◆ **Task goal**
Identify and pull out each line of the entries in which "ontwikkeling" occurs.

◆ **Provided material**
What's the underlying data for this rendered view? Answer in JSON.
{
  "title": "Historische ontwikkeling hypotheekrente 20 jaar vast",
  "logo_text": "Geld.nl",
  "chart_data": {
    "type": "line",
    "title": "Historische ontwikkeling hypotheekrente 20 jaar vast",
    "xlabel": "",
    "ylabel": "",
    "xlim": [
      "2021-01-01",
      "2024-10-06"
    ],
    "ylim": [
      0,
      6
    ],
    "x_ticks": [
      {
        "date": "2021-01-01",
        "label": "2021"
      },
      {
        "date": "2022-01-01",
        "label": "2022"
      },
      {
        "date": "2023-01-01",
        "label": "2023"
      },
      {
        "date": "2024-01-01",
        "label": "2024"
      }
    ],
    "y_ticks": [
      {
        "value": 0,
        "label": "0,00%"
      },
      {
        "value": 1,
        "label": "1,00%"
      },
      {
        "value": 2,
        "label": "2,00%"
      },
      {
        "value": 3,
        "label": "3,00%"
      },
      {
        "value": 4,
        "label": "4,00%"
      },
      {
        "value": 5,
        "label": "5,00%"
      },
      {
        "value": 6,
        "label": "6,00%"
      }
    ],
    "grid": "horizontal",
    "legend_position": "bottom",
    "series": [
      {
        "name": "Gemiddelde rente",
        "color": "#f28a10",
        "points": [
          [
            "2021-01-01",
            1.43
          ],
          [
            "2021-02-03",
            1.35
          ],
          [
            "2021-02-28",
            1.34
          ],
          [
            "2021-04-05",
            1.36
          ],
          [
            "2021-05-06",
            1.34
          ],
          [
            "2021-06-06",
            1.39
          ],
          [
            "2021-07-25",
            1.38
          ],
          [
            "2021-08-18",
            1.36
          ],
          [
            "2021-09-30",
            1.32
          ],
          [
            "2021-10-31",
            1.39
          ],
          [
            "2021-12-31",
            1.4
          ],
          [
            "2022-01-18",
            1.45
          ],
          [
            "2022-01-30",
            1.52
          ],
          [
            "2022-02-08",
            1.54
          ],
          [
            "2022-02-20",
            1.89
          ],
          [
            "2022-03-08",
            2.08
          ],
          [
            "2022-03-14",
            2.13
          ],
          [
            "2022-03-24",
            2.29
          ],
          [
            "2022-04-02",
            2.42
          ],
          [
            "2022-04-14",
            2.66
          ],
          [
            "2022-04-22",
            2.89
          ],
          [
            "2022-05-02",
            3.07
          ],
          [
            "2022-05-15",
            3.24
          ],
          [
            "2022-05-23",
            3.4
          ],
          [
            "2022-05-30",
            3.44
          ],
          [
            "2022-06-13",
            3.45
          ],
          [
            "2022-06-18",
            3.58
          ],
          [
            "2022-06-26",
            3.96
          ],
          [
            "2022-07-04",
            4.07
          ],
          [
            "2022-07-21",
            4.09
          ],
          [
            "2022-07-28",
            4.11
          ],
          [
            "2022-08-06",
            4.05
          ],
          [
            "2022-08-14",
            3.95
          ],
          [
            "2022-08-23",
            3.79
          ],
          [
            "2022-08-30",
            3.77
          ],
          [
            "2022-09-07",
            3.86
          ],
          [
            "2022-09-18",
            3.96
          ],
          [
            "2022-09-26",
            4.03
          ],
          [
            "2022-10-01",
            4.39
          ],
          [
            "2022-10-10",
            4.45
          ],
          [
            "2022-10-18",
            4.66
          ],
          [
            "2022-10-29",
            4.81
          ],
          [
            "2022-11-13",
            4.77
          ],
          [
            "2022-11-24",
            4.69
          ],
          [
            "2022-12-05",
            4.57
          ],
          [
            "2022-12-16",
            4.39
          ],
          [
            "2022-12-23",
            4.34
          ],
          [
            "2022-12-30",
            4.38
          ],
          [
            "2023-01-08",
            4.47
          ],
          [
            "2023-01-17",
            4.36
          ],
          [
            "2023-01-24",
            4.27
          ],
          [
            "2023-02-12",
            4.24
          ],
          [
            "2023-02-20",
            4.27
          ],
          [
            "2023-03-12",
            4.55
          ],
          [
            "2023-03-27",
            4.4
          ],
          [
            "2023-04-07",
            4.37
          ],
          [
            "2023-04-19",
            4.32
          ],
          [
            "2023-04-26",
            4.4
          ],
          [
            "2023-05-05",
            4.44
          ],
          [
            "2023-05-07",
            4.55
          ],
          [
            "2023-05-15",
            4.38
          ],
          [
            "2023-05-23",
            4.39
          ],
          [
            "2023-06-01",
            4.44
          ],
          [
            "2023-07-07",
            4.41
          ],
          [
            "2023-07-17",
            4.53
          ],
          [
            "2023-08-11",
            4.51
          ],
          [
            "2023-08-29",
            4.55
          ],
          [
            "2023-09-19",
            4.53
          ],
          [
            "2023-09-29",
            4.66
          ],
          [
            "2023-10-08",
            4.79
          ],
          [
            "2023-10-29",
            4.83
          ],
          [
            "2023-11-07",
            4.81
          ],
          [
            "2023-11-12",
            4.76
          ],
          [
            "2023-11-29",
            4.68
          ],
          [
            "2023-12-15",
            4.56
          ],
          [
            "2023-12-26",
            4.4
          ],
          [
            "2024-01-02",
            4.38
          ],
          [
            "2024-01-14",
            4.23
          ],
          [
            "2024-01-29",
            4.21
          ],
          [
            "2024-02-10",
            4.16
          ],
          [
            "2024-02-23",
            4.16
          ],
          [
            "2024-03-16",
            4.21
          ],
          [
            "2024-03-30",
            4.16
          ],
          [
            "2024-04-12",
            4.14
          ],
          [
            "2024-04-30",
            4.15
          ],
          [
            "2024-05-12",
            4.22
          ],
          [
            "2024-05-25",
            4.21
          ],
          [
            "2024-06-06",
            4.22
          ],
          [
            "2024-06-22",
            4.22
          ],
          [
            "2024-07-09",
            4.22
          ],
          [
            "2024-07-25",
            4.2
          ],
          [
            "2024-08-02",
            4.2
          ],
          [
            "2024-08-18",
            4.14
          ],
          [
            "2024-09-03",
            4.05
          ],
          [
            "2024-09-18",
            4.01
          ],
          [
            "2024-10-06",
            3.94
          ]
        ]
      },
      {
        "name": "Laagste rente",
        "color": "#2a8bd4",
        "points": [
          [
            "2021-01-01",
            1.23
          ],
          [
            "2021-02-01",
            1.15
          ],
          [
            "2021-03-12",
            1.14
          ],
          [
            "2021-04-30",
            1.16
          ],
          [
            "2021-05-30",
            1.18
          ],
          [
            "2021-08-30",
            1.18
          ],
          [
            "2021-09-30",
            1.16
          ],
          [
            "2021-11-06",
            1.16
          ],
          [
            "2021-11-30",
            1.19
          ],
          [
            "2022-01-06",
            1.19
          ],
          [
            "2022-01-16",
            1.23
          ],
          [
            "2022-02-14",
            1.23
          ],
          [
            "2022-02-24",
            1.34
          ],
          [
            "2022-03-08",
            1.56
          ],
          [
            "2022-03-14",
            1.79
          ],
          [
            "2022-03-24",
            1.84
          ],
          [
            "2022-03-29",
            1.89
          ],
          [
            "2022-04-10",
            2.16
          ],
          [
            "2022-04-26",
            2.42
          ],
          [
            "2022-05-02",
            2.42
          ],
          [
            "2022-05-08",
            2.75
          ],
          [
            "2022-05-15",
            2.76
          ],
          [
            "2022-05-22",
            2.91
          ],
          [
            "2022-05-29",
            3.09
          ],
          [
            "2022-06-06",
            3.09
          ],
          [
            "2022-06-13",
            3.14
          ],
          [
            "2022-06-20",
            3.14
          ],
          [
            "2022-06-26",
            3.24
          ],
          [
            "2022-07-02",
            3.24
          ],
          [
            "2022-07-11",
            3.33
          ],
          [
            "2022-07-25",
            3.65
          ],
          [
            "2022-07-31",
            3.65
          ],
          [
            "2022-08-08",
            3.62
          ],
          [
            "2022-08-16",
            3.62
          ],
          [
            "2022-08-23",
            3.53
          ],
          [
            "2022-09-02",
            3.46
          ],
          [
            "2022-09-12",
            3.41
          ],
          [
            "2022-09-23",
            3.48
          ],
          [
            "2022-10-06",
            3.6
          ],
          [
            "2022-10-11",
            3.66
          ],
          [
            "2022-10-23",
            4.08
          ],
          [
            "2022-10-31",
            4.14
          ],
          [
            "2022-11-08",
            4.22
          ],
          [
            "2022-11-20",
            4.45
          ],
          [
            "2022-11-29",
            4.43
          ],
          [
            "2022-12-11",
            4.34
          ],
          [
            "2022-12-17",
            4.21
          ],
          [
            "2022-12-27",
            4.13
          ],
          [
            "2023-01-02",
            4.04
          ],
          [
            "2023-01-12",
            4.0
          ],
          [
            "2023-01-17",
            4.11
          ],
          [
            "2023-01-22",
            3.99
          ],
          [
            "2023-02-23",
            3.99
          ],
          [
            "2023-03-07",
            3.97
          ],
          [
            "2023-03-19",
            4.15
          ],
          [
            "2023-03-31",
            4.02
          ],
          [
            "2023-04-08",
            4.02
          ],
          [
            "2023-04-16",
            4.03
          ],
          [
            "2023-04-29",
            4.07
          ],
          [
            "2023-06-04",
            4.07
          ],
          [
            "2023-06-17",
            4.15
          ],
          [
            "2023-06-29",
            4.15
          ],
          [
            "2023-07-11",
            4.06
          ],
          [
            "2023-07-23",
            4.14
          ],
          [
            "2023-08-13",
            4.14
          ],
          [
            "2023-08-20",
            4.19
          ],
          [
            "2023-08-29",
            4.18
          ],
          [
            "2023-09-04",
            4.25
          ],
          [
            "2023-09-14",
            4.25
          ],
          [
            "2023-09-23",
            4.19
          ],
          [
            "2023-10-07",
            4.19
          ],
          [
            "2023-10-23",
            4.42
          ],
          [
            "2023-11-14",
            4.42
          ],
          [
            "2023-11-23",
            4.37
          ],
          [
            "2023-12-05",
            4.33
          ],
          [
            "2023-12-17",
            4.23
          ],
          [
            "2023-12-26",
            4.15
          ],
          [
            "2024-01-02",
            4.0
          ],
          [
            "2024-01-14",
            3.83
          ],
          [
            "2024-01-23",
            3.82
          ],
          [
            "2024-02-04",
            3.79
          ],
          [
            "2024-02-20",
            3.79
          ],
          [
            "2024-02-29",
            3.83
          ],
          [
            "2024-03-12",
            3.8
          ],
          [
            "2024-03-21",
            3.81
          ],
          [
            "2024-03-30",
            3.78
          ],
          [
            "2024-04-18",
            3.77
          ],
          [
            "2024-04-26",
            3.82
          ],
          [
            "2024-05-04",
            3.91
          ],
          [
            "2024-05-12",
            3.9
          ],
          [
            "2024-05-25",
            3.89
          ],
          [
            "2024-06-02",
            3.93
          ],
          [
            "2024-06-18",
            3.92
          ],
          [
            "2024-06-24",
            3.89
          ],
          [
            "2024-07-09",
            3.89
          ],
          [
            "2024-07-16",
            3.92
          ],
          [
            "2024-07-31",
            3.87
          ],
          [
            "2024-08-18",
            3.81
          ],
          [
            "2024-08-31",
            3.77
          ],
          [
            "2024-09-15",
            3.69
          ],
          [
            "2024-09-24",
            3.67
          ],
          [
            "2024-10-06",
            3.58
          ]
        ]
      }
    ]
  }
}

◆ **Complete response**
  "title": "Historische ontwikkeling hypotheekrente 20 jaar vast",
    "title": "Historische ontwikkeling hypotheekrente 20 jaar vast",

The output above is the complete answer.